> PROMPT: Give the total number of lines with the word "care" in them, and no other words.

> Dataset items:
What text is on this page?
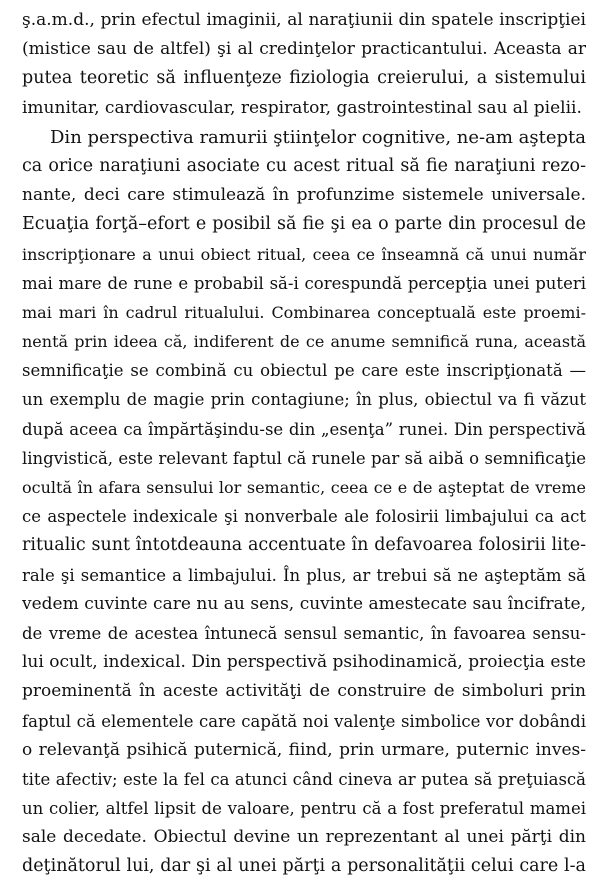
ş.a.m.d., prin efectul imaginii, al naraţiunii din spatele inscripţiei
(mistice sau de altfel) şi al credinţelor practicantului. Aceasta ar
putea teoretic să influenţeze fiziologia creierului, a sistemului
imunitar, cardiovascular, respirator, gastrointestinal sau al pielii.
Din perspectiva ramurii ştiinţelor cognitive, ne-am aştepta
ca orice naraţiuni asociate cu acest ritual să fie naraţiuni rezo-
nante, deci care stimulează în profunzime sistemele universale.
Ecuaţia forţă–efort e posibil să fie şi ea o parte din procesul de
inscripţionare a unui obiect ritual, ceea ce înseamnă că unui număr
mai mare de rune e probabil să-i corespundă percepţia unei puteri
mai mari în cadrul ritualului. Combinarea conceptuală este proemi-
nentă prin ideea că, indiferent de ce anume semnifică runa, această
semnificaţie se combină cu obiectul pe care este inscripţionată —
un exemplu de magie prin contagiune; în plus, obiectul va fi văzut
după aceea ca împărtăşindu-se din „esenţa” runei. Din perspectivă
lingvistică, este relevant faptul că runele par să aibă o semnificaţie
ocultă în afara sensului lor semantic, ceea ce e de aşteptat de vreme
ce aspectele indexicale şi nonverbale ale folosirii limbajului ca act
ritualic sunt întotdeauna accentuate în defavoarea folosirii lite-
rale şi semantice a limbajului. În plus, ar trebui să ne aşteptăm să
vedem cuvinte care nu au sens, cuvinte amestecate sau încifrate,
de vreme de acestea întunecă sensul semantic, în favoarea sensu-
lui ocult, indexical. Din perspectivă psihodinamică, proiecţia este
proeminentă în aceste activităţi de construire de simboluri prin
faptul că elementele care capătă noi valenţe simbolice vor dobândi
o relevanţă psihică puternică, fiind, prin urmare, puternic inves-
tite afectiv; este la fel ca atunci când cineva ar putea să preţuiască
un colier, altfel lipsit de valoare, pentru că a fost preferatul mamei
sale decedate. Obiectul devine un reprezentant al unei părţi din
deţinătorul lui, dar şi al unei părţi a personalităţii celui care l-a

...

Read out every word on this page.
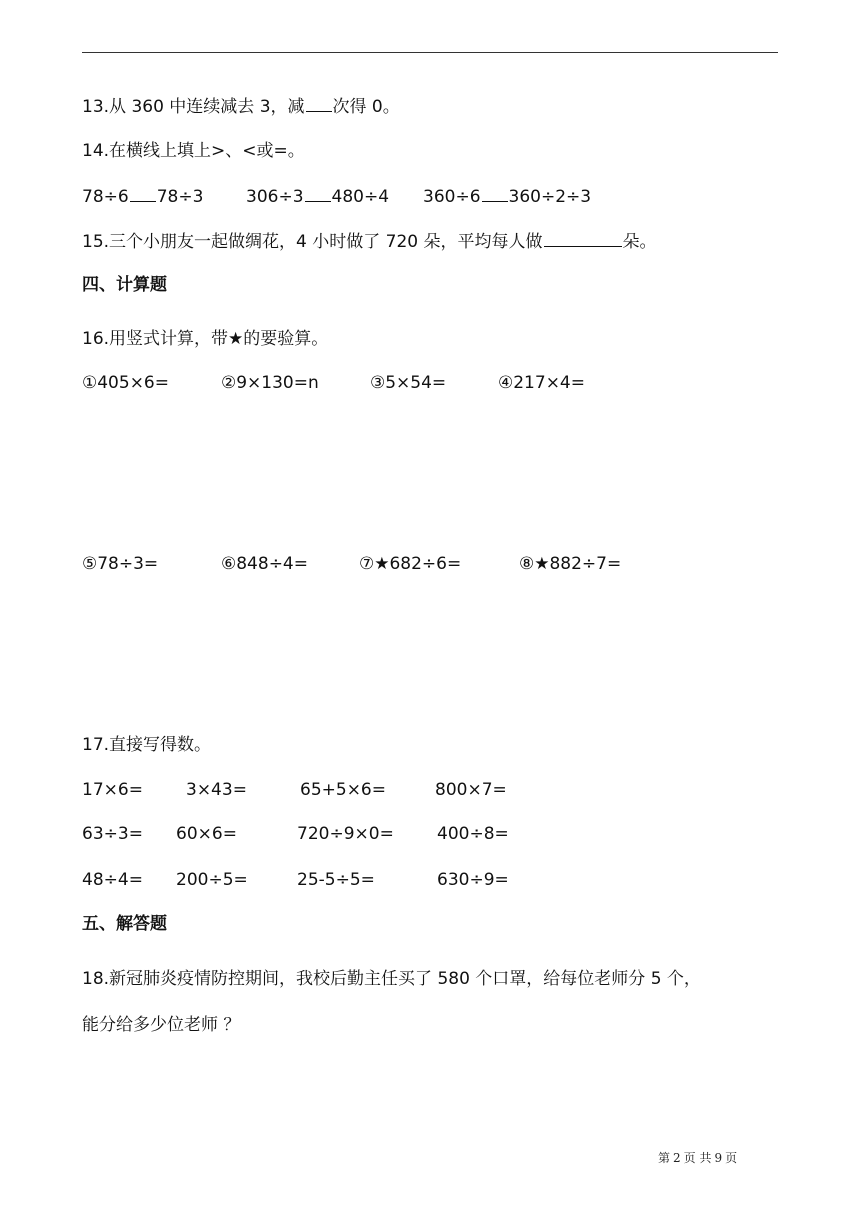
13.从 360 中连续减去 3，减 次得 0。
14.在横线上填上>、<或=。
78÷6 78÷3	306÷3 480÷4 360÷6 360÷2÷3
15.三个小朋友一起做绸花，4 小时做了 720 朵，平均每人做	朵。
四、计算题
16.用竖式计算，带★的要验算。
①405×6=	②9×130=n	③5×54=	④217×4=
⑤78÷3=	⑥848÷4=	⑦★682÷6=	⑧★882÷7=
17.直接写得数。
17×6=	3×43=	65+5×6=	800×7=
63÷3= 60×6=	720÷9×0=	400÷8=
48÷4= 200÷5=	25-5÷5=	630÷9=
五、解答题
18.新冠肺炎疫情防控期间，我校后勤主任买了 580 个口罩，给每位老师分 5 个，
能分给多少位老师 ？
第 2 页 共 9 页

--

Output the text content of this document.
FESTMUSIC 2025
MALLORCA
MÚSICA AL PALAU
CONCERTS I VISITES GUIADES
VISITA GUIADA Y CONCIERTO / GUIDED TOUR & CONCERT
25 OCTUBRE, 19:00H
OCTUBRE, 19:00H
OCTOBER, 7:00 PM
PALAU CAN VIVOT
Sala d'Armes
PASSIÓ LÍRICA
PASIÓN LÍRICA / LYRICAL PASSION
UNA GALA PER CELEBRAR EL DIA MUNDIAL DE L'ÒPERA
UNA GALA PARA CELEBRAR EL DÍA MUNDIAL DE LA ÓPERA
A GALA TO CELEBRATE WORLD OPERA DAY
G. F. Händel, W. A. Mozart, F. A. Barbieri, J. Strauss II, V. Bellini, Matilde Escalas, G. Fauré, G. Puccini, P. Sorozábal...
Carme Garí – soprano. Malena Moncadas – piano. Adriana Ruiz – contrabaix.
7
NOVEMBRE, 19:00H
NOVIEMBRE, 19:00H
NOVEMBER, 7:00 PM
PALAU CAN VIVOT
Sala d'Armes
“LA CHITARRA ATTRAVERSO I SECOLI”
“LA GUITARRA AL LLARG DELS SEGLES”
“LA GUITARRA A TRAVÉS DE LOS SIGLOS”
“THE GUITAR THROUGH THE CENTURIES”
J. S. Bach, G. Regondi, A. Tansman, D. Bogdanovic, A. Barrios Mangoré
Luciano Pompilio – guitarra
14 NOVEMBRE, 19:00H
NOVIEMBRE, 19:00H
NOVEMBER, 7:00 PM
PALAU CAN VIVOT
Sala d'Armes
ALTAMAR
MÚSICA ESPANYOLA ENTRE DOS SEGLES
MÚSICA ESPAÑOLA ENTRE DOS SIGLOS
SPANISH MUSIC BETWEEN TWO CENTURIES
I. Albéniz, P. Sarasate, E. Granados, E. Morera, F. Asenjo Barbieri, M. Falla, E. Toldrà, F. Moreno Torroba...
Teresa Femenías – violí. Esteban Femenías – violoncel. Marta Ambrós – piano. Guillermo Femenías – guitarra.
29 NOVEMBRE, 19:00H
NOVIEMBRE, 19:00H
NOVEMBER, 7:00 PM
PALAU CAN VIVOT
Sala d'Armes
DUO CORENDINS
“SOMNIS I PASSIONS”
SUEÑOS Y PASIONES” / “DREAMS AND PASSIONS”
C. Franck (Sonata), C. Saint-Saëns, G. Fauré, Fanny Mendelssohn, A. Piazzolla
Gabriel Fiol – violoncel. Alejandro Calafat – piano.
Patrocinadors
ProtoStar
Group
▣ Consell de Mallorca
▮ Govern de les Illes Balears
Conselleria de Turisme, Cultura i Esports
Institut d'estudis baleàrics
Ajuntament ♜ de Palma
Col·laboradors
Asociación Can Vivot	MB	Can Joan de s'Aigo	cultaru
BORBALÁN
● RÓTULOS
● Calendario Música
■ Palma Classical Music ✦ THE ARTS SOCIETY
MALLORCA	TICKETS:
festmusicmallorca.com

> OUTPUT FOR THIS TASK: 5